This notebook builds an AI agent that:
- Searches for **“smart fan”** on Google and YouTube
- Extracts the top-N search results using entropy-based cutoff
- Computes Share of Voice (SoV) for Atomberg vs competitors
- Uses four metrics: Mentions, Engagement, Sentiment, and a novel Semantic Dominance score
- Extends analysis to multiple related keywords


In [23]:
# Required Libraries
!pip install vaderSentiment
import requests
import math
from collections import Counter
from vaderSentiment.vaderSentiment import SentimentIntensityAnalyzer
from googleapiclient.discovery import build



##  Step 1: Search Google & YouTube for "Smart Fan"
I use SerpAPI for Google and YouTube Data API v3 for video metadata extraction.


In [24]:
def google_search(query, num_results=30, api_key='6488ff90ea32e563dbc65ba03f0bf1453cc3c4ef5e33ce06ed3291d33753aec4'):
    params = {
        'q': query,
        'num': num_results,
        'api_key': api_key,
        'engine': 'google',
    }
    response = requests.get('https://serpapi.com/search', params=params)
    data = response.json()
    return [r['title'] + " " + r.get('snippet', '') for r in data.get('organic_results', [])]

In [25]:
def youtube_search(query, max_results=30, api_key='AIzaSyBsxm3vnzebhFrMrnIlKX6GknWBmQWkwmo'):
    youtube = build('youtube', 'v3', developerKey=api_key)
    request = youtube.search().list(
        q=query, part='snippet', type='video', maxResults=max_results
    )
    response = request.execute()
    return [item['snippet']['title'] + " " + item['snippet']['description'] for item in response['items']]

##  Step 2: Choose N Based on Brand Entropy

I select how many results to consider based on the diversity of brand mentions in the top 30.


In [26]:
def calculate_entropy(brands):
    counts = Counter(brands)
    total = sum(counts.values())
    probs = [count / total for count in counts.values()]
    entropy = -sum(p * math.log2(p) for p in probs)
    return entropy

def determine_n(brands):
    entropy = calculate_entropy(brands)
    max_n = 30
    min_n = 10
    scale = (entropy / math.log2(len(set(brands)))) if len(set(brands)) > 1 else 0
    return int(min_n + scale * (max_n - min_n))

##  Step 3: Compute SoV Metrics
I compute:
- **Mentions**
- **Engagement**
- **Sentiment (via VADER)**
- **Semantic Dominance** (our novel metric)


In [27]:
def count_mentions(texts, brands):
    mention_counts = {brand: 0 for brand in brands}
    for text in texts:
        for brand in brands:
            if brand.lower() in text.lower():
                mention_counts[brand] += 1
    return mention_counts

In [28]:
def get_engagement(video_ids, api_key):
    youtube = build('youtube', 'v3', developerKey=api_key)

━━━━

#### Request A:
In the smart fan notebook, explain how the number of search results to analyze is chosen, in one to three sentences.
This listing is unrelated to the smart fan notebook.

━━━━

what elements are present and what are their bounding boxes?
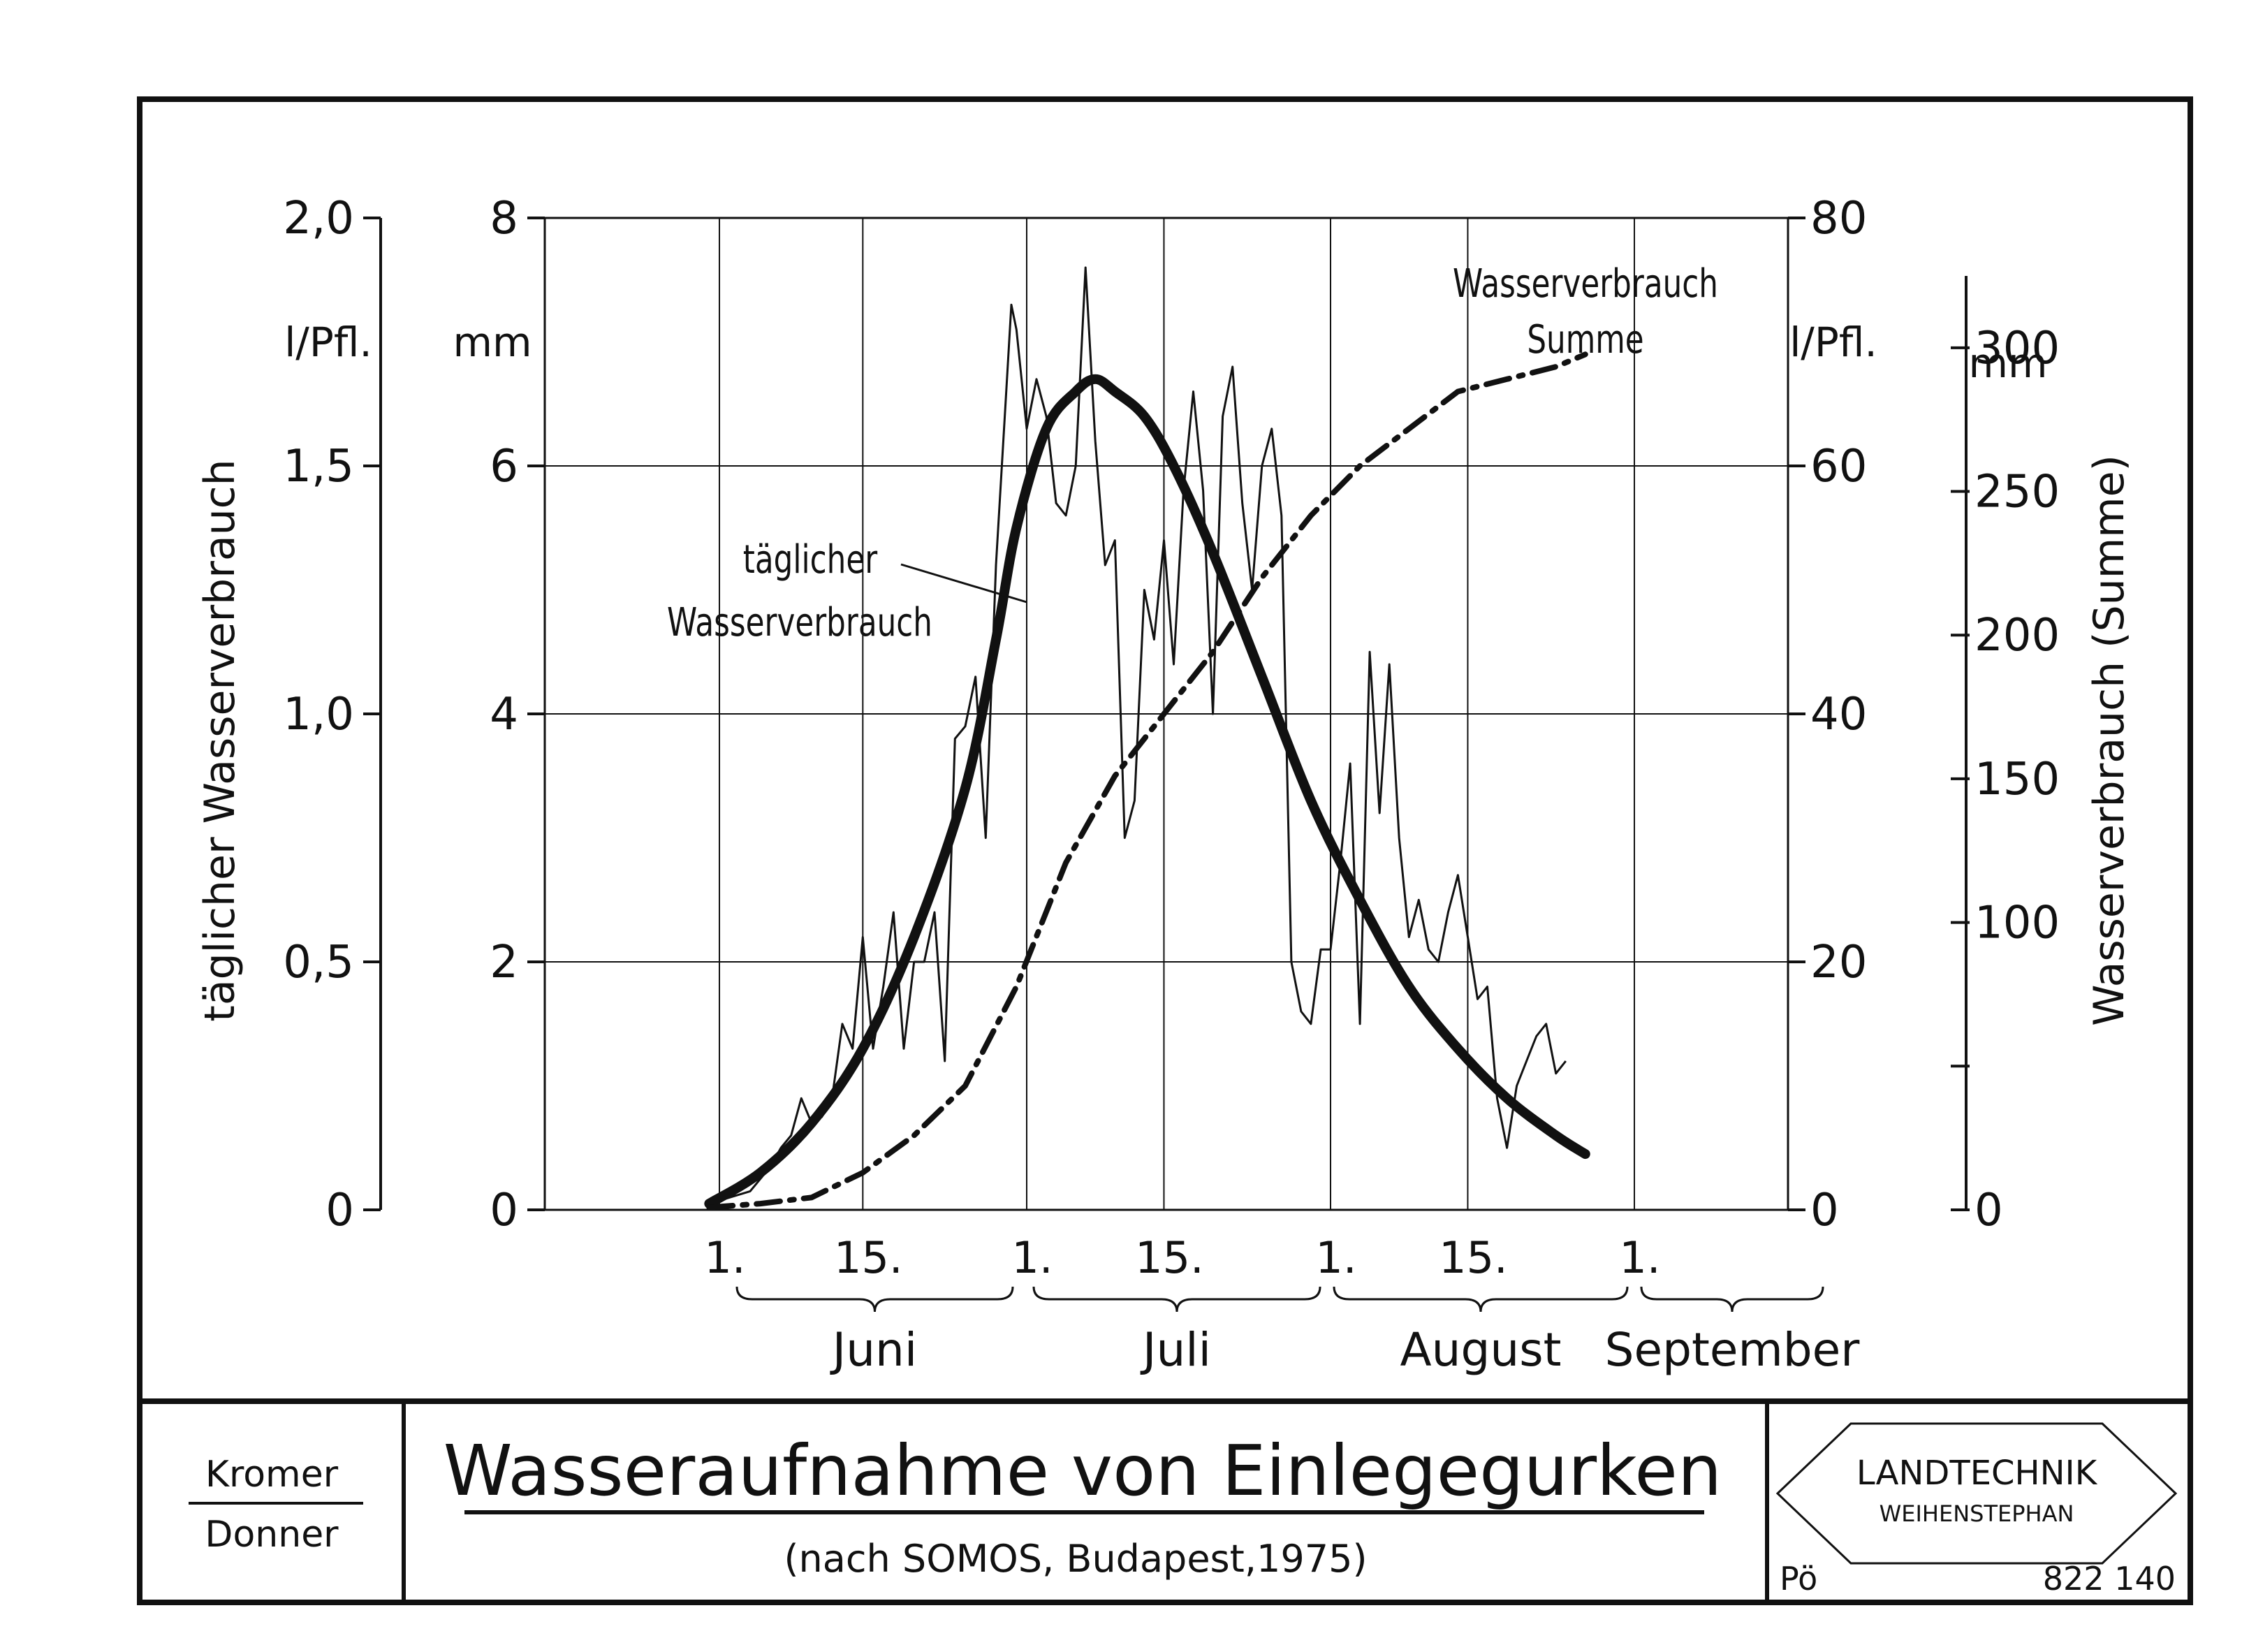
y-left-lpfl-tick-label: 1,0 — [283, 689, 354, 740]
y-left-lpfl-tick-label: 1,5 — [283, 441, 354, 492]
x-tick-label: 1. — [1011, 1232, 1053, 1283]
annotation-sum-line1: Wasserverbrauch — [1453, 261, 1718, 307]
svg-text:WEIHENSTEPHAN: WEIHENSTEPHAN — [1880, 1500, 2074, 1527]
author-top: Kromer — [205, 1454, 339, 1496]
y-right-lpfl-tick-label: 20 — [1810, 937, 1867, 988]
y-right-lpfl-tick-label: 0 — [1810, 1185, 1839, 1236]
annotation-daily-line1: täglicher — [743, 536, 878, 583]
drawing-subtitle: (nach SOMOS, Budapest,1975) — [784, 1537, 1367, 1581]
y-left-mm-tick-label: 8 — [490, 193, 518, 244]
outer-frame — [137, 96, 2193, 1605]
series-group — [704, 266, 1590, 1211]
month-label: Juli — [1140, 1323, 1211, 1377]
drawing-code-left: Pö — [1780, 1560, 1817, 1598]
month-label: Juni — [830, 1323, 917, 1377]
x-tick-label: 15. — [834, 1232, 903, 1283]
drawing-code-right: 822 140 — [2043, 1560, 2176, 1598]
y-right-sum-tick-label: 150 — [1974, 754, 2060, 805]
y-left-axis-label: täglicher Wasserverbrauch — [196, 459, 244, 1021]
x-tick-label: 15. — [1439, 1232, 1508, 1283]
y-left-lpfl-tick-label: 2,0 — [283, 193, 354, 244]
y-left-lpfl-tick-label: 0,5 — [283, 937, 354, 988]
y-right-sum-tick-label: 300 — [1974, 323, 2060, 374]
y-left-lpfl-tick-label: 0 — [325, 1185, 354, 1236]
y-right-sum-tick-label: 200 — [1974, 610, 2060, 661]
x-tick-label: 1. — [1619, 1232, 1660, 1283]
month-labels: Juni Juli August September — [735, 1286, 1861, 1377]
axes: 00,51,01,52,0024680204060800100150200250… — [283, 193, 2060, 1236]
y-right-lpfl-tick-label: 40 — [1810, 689, 1867, 740]
plot-area: 00,51,01,52,0024680204060800100150200250… — [283, 193, 2060, 1236]
grid — [545, 218, 1788, 1210]
month-brace — [1032, 1286, 1321, 1313]
series-cumulative-line — [706, 351, 1588, 1211]
y-right-lpfl-tick-label: 80 — [1810, 193, 1867, 244]
month-brace — [735, 1286, 1014, 1313]
y-right-axis-label: Wasserverbrauch (Summe) — [2085, 455, 2134, 1026]
institute-logo: LANDTECHNIK WEIHENSTEPHAN — [1775, 1422, 2178, 1565]
y-right-lpfl-tick-label: 60 — [1810, 441, 1867, 492]
annotation-sum-line2: Summe — [1527, 316, 1643, 363]
author-bottom: Donner — [205, 1514, 339, 1556]
month-label: August — [1400, 1323, 1562, 1377]
month-brace — [1333, 1286, 1629, 1313]
x-tick-label: 1. — [704, 1232, 745, 1283]
x-axis-labels: 1. 15. 1. 15. 1. 15. 1. — [704, 1232, 1660, 1283]
x-tick-label: 15. — [1135, 1232, 1204, 1283]
month-brace — [1640, 1286, 1824, 1313]
svg-text:LANDTECHNIK: LANDTECHNIK — [1856, 1454, 2098, 1493]
y-left-mm-unit: mm — [453, 319, 532, 366]
y-left-mm-tick-label: 4 — [490, 689, 518, 740]
y-right-sum-tick-label: 100 — [1974, 898, 2060, 949]
y-right-sum-tick-label: 250 — [1974, 467, 2060, 518]
y-left-mm-tick-label: 0 — [490, 1185, 518, 1236]
y-right-sum-tick-label: 0 — [1974, 1185, 2003, 1236]
x-tick-label: 1. — [1315, 1232, 1356, 1283]
y-left-mm-tick-label: 2 — [490, 937, 518, 988]
series-daily-line — [708, 266, 1567, 1205]
y-right-mm-unit: mm — [1969, 339, 2048, 387]
drawing-title: Wasseraufnahme von Einlegegurken — [444, 1430, 1722, 1512]
month-label: September — [1605, 1323, 1861, 1377]
y-right-lpfl-unit: l/Pfl. — [1789, 319, 1877, 366]
y-left-lpfl-unit: l/Pfl. — [284, 319, 372, 366]
series-smoothed-curve — [704, 374, 1590, 1209]
annotation-daily-leader — [900, 563, 1027, 604]
y-left-mm-tick-label: 6 — [490, 441, 518, 492]
annotation-daily-line2: Wasserverbrauch — [667, 599, 932, 645]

━━━━

#### Request B:
In the listing, swap "Wasserverbrauch" for "Wasserbedarf" in the lines from the one with "y-left-lpfl-tick-label: 1,0 —" to the one with "month-label: Juni — [830, 1323, 917, 1377]". Return only those lines, with everything else unchanged.

#### Expected answer A:
The number is based on how diverse the brand mentions are in the top 30 results. The brand entropy is divided by its largest possible value (log2 of the number of distinct brands), and N is set to 10 plus that fraction times 20, so it falls between 10 and 30. If only one brand appears, the fraction is 0 and N is 10.

#### Expected answer B:
y-left-lpfl-tick-label: 1,0 — [283, 689, 354, 740]
y-left-lpfl-tick-label: 1,5 — [283, 441, 354, 492]
x-tick-label: 1. — [1011, 1232, 1053, 1283]
annotation-sum-line1: Wasserbedarf — [1453, 261, 1718, 307]
svg-text:WEIHENSTEPHAN: WEIHENSTEPHAN — [1880, 1500, 2074, 1527]
author-top: Kromer — [205, 1454, 339, 1496]
y-right-lpfl-tick-label: 20 — [1810, 937, 1867, 988]
y-right-lpfl-tick-label: 0 — [1810, 1185, 1839, 1236]
annotation-daily-line1: täglicher — [743, 536, 878, 583]
drawing-subtitle: (nach SOMOS, Budapest,1975) — [784, 1537, 1367, 1581]
y-left-mm-tick-label: 8 — [490, 193, 518, 244]
outer-frame — [137, 96, 2193, 1605]
series-group — [704, 266, 1590, 1211]
month-label: Juli — [1140, 1323, 1211, 1377]
drawing-code-left: Pö — [1780, 1560, 1817, 1598]
month-label: Juni — [830, 1323, 917, 1377]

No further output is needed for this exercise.